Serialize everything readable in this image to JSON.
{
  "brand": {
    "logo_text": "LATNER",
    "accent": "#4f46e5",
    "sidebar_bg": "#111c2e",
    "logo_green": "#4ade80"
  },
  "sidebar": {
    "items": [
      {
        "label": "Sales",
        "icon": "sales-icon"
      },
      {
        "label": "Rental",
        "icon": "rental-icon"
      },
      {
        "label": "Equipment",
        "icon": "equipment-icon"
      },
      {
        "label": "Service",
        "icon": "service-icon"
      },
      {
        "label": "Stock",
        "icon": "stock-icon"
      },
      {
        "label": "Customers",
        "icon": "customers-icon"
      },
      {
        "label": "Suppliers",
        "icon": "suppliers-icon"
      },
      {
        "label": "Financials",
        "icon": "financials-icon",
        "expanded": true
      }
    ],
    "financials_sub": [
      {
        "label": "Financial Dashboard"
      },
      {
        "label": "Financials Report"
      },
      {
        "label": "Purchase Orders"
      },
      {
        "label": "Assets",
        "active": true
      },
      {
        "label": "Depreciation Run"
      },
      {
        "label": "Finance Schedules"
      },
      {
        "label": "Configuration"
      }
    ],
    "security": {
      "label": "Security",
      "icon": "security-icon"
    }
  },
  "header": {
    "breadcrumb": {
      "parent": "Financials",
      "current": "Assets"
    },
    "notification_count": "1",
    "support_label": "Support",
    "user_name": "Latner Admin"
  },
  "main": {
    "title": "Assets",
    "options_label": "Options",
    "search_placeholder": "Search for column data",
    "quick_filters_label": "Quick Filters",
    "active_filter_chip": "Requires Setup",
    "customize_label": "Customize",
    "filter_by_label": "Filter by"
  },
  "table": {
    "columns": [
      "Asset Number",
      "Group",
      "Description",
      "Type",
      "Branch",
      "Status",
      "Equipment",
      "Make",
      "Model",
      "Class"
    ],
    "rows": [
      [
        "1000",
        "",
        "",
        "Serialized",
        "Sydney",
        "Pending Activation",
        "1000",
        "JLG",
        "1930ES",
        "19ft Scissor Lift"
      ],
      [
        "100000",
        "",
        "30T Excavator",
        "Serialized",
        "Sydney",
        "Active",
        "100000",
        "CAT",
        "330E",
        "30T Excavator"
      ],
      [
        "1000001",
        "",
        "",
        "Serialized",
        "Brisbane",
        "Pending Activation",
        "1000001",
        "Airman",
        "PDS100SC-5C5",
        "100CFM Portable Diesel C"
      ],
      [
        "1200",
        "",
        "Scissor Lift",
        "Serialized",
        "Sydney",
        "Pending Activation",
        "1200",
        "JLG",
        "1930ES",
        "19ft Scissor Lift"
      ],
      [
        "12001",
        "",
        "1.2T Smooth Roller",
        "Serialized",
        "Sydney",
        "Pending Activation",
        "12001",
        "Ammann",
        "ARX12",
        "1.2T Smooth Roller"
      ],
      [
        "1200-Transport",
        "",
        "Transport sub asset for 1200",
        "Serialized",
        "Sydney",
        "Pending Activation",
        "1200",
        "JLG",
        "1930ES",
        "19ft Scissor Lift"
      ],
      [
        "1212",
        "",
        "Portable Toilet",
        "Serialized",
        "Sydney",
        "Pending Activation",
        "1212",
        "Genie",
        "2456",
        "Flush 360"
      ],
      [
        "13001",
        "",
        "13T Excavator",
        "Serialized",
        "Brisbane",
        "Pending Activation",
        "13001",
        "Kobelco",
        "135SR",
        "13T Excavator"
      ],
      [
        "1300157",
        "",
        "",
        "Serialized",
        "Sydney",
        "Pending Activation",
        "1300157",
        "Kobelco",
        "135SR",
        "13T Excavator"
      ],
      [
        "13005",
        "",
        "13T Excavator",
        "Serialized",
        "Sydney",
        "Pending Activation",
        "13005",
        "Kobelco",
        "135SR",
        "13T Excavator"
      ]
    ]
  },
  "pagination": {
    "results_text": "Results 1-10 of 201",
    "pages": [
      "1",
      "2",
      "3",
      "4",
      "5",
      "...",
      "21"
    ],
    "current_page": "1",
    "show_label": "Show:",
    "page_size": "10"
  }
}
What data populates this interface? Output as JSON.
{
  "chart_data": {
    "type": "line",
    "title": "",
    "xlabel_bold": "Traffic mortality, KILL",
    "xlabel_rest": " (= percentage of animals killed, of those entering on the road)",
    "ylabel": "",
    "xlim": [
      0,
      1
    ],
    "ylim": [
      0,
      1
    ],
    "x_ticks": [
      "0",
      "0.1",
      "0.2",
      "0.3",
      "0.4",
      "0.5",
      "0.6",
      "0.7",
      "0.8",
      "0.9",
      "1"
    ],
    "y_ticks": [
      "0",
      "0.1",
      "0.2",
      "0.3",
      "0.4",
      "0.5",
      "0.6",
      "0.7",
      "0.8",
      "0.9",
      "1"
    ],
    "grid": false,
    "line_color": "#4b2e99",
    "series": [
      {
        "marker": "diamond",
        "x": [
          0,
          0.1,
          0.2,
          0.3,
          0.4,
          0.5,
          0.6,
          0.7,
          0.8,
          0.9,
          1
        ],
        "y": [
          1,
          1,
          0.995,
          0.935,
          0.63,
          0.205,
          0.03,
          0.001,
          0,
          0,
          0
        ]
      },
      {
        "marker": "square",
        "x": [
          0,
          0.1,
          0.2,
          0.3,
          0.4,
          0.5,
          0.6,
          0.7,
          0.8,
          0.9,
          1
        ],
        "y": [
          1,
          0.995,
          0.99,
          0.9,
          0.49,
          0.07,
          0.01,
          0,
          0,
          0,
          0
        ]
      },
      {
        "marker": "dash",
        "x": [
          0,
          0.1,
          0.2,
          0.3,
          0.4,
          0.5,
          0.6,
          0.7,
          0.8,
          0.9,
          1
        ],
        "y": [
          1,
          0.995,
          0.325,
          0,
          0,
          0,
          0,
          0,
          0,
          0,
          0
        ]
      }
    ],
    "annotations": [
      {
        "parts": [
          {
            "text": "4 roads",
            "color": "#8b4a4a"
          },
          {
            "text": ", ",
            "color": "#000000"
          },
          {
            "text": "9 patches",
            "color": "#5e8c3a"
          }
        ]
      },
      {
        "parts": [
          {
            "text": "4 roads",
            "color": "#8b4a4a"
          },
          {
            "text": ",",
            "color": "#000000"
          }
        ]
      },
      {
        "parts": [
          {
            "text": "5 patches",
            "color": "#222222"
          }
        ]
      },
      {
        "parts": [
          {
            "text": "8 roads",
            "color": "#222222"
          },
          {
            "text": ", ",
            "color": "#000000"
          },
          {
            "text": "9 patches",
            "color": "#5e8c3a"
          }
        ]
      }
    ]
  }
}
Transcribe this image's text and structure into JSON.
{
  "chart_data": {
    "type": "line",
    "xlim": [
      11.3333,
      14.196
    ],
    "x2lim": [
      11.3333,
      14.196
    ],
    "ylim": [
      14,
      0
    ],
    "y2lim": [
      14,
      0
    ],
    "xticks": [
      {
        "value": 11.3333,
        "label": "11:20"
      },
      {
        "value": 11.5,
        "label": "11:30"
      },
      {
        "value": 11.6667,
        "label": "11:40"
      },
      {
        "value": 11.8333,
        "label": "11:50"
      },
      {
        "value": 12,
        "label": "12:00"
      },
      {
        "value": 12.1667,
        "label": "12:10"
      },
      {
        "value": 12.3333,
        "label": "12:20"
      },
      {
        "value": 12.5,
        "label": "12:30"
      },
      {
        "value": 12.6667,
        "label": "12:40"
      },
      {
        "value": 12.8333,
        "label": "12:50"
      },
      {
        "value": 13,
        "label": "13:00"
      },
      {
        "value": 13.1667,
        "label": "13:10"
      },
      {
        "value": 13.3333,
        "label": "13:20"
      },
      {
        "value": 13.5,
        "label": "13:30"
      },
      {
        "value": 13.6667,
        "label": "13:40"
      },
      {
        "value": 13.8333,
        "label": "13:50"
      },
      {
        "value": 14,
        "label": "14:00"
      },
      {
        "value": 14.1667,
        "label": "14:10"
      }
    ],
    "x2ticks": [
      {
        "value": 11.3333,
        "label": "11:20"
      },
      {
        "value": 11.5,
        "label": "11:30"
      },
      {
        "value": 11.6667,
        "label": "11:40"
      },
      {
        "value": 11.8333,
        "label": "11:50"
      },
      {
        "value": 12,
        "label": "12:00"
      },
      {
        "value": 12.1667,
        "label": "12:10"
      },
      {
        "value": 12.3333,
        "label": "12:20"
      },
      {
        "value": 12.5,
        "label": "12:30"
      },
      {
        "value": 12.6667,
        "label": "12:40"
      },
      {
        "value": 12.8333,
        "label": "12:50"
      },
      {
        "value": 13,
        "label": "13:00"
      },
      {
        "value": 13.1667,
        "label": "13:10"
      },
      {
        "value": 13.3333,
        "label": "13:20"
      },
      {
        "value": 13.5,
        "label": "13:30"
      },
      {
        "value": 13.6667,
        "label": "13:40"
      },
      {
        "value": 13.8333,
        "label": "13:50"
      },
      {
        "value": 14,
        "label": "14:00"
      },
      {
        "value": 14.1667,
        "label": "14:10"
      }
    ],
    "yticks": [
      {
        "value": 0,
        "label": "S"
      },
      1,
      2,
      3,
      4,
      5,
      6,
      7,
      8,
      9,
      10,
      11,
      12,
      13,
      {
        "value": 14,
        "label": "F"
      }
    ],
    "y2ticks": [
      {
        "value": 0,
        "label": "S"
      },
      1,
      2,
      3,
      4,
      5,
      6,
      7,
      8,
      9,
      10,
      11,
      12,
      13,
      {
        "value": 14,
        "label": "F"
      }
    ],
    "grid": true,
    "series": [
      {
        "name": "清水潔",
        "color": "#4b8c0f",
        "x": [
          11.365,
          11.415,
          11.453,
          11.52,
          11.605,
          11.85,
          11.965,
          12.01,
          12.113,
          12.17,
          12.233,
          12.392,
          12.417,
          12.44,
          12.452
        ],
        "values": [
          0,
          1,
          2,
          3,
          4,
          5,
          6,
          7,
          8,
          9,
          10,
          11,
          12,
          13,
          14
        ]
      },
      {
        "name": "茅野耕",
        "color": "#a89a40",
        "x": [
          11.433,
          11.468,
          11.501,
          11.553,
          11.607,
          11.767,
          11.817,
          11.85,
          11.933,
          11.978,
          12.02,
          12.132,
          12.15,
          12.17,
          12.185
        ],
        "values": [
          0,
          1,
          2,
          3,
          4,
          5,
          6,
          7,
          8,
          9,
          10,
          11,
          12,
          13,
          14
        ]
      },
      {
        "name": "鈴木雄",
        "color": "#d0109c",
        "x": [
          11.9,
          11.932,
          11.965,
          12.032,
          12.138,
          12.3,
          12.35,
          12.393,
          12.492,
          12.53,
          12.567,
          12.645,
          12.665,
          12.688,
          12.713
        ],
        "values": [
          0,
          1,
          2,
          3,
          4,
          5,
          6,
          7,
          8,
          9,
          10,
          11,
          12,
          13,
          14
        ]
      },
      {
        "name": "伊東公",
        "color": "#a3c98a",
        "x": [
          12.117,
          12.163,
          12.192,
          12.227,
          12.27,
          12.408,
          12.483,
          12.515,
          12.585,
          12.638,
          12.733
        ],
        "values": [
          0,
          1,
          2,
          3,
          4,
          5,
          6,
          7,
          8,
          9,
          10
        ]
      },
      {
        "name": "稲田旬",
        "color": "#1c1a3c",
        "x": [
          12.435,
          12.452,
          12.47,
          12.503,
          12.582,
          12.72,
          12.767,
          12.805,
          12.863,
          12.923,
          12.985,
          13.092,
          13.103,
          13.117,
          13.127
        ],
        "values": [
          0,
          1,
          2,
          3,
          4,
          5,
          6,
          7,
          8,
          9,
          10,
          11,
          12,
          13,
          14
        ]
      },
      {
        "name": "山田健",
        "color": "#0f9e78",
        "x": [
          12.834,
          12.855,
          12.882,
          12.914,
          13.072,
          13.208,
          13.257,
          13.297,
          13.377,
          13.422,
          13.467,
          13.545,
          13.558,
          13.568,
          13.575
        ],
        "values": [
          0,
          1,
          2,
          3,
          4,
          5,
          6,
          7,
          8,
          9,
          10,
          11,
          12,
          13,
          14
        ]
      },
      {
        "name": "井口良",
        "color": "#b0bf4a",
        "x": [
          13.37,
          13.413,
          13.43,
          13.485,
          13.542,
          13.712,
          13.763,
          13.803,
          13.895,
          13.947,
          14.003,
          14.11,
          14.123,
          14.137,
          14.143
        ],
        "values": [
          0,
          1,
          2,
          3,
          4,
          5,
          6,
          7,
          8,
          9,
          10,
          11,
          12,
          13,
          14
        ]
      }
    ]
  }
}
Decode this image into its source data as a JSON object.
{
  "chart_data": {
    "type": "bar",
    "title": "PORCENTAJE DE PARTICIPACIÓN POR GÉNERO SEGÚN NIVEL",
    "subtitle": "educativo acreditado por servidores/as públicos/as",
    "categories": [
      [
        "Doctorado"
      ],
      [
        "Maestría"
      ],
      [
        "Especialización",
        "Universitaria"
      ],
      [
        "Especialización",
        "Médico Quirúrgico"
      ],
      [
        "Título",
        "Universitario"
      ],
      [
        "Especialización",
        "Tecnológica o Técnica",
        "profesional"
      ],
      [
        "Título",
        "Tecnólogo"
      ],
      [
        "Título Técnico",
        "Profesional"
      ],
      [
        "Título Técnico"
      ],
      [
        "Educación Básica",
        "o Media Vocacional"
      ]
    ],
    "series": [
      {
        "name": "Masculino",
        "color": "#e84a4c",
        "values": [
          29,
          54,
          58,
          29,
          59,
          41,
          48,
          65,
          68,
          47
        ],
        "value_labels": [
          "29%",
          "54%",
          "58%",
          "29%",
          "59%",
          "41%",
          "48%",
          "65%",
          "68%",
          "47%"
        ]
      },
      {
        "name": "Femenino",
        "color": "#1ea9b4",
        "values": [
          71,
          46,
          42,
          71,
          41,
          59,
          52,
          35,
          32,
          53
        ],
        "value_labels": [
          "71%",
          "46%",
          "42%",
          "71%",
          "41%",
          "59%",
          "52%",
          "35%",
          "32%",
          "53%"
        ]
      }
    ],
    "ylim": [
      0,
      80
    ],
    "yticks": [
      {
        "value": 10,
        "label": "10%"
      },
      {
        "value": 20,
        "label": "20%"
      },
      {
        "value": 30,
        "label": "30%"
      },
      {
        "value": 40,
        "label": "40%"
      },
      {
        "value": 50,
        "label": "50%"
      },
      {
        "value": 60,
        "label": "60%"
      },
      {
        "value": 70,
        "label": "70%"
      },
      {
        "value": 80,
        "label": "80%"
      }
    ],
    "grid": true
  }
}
※
TASK OBJECTIVE: Give the number of lines in the material above that have the word "Título" in them, and nothing more.

OUTPUT: 4